Belge metni:

==*==

BEKÂRLIK SULTANLIK MI?
Evlenmemiş hanımlardan işitilmeyen bu tabir bilhassa evli erkekler arasında yıllardır keyifle, bazen evlilikten kaçınmanın kibar bir bahanesi, kimi zaman da savunma mekanizması olarak tekrarlanır. Kadın dırıltısından, çocuk zırıltısından kurtulmak; kimseyi idare etmek mecburiyetinde olmamak; istediğini yapabilmek… Bekârlık, tek kelimeyle “eşsiz”dir.
Bekârlık hakikaten sultanlık mıdır, yoksa sadece hayal mi? Bekârlık sultanlıksa, bu sultanlık nasıl bir tahtta oturur? Yalnızlıkla sarmaş dolaş bir hürriyet mi, yoksa çoraplarını bile kendi yıkayan bir hükümdarlık mı?

==*==

Kutu koordinat listeleri:
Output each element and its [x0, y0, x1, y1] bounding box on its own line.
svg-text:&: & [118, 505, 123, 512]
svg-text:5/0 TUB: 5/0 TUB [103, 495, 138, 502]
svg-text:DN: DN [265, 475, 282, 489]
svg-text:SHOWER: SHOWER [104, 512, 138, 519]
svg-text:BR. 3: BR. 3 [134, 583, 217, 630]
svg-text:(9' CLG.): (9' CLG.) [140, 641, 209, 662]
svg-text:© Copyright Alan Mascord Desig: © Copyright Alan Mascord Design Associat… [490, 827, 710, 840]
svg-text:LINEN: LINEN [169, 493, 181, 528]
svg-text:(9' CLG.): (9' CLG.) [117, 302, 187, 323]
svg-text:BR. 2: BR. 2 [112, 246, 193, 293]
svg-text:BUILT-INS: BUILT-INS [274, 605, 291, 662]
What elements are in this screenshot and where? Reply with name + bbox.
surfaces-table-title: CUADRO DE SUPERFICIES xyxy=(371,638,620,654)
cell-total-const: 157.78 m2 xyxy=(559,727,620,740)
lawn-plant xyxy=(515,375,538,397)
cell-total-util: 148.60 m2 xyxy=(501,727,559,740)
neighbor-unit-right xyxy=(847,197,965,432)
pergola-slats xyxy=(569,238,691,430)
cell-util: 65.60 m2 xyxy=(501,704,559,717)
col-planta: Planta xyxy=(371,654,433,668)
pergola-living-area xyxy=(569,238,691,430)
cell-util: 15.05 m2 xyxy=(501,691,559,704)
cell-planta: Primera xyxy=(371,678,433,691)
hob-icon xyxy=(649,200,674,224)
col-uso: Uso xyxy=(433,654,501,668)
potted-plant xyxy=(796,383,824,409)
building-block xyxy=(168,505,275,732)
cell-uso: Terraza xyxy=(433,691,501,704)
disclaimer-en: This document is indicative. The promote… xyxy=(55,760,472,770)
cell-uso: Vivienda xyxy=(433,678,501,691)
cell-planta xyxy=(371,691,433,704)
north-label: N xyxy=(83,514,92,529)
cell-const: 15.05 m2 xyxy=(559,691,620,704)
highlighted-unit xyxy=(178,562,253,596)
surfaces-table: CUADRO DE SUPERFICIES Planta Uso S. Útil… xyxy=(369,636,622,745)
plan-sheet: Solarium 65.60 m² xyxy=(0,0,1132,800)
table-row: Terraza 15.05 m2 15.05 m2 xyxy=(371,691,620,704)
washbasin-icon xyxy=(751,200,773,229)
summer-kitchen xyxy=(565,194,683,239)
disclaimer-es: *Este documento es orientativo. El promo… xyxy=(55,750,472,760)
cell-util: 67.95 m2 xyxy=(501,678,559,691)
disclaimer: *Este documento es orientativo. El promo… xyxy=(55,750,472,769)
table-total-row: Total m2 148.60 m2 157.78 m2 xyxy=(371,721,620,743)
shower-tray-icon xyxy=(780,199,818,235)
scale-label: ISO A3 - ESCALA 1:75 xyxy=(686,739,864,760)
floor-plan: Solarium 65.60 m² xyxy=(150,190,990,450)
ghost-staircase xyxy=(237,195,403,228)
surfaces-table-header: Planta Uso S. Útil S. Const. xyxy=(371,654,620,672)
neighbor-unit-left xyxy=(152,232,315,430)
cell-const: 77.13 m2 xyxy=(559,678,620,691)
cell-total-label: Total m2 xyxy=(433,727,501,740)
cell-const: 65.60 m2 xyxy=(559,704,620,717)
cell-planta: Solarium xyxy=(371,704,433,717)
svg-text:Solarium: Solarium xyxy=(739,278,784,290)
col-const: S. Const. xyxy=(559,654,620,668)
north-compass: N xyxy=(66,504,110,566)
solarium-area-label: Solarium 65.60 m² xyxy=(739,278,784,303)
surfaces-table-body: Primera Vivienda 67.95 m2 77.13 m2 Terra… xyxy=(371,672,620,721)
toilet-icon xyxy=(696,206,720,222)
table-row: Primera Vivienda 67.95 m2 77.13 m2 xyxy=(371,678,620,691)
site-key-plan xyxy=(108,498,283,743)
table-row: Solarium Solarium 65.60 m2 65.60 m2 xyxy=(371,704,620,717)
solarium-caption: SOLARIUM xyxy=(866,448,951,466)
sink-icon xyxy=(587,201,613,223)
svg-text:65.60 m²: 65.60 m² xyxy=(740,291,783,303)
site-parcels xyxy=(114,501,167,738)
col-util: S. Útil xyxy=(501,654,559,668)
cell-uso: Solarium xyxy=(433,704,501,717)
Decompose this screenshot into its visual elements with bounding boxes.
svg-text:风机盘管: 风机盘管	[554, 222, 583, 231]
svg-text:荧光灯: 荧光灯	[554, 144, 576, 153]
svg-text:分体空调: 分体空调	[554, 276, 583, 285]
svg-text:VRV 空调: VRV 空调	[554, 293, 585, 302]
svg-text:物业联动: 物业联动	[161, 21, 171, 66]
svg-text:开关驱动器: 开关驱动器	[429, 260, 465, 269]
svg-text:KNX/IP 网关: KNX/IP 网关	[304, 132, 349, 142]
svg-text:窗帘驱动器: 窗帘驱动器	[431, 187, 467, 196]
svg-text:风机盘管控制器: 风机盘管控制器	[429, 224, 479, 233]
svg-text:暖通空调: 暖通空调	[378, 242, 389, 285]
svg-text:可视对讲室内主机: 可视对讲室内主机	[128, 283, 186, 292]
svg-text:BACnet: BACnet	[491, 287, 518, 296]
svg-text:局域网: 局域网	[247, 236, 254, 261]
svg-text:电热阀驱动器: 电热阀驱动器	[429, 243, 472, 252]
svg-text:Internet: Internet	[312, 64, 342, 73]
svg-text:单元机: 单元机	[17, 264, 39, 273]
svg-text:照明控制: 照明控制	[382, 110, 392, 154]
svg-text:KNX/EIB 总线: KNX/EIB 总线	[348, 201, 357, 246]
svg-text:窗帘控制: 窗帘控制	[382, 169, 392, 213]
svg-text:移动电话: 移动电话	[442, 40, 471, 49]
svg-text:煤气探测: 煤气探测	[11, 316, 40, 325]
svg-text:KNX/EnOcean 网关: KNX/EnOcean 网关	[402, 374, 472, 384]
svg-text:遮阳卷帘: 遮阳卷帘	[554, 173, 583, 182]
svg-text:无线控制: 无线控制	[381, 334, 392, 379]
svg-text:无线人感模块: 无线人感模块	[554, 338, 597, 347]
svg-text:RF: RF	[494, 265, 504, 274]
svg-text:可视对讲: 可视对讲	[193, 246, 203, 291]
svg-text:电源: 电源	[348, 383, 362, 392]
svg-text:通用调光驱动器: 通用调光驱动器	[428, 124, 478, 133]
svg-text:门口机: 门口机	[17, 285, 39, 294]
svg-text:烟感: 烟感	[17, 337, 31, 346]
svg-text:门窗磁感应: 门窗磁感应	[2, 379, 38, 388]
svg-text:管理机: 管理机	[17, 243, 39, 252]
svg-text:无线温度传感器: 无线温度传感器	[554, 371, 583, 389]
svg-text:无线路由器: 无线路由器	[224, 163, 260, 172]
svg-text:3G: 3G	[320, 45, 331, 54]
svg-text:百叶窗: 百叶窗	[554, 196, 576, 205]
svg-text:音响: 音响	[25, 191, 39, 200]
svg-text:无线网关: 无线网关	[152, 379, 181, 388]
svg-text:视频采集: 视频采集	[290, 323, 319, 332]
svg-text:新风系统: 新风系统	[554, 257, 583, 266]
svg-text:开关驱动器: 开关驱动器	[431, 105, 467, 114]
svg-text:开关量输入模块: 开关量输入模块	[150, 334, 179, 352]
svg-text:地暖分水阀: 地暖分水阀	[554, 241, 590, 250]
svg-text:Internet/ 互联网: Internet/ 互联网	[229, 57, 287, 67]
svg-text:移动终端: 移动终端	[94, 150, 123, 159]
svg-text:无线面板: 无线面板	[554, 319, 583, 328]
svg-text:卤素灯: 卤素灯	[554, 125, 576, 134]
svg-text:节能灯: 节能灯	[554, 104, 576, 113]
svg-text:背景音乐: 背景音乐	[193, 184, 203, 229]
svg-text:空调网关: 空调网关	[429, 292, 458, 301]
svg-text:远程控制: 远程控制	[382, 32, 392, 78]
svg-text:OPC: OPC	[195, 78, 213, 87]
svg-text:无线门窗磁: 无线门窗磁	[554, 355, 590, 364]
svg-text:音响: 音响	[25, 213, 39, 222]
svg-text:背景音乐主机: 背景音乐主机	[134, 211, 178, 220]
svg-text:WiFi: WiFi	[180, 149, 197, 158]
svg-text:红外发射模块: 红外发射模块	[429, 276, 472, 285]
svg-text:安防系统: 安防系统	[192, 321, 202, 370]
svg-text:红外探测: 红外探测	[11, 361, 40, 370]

==*==

Görev yönergesi: Bekârlık üzerine metne göre şu ifadeler doğru mu: (a) Bu tabir en çok evlenmemiş hanımlardan işitilir; (b) Tabir bazen evlilikten kaçınmanın kibar bir bahanesi olarak tekrarlanır; (c) Bekârlık tek kelimeyle "eşsiz" diye nitelenir? Her biri için evet ya da hayır deyin ve metindeki belirleyici sözleri aynen alıntılayın.

Tam cevap:
(a) Hayır: «Evlenmemiş hanımlardan işitilmeyen bu tabir»
(b) Evet: «bazen evlilikten kaçınmanın kibar bir bahanesi»
(c) Evet: «Bekârlık, tek kelimeyle “eşsiz”dir.»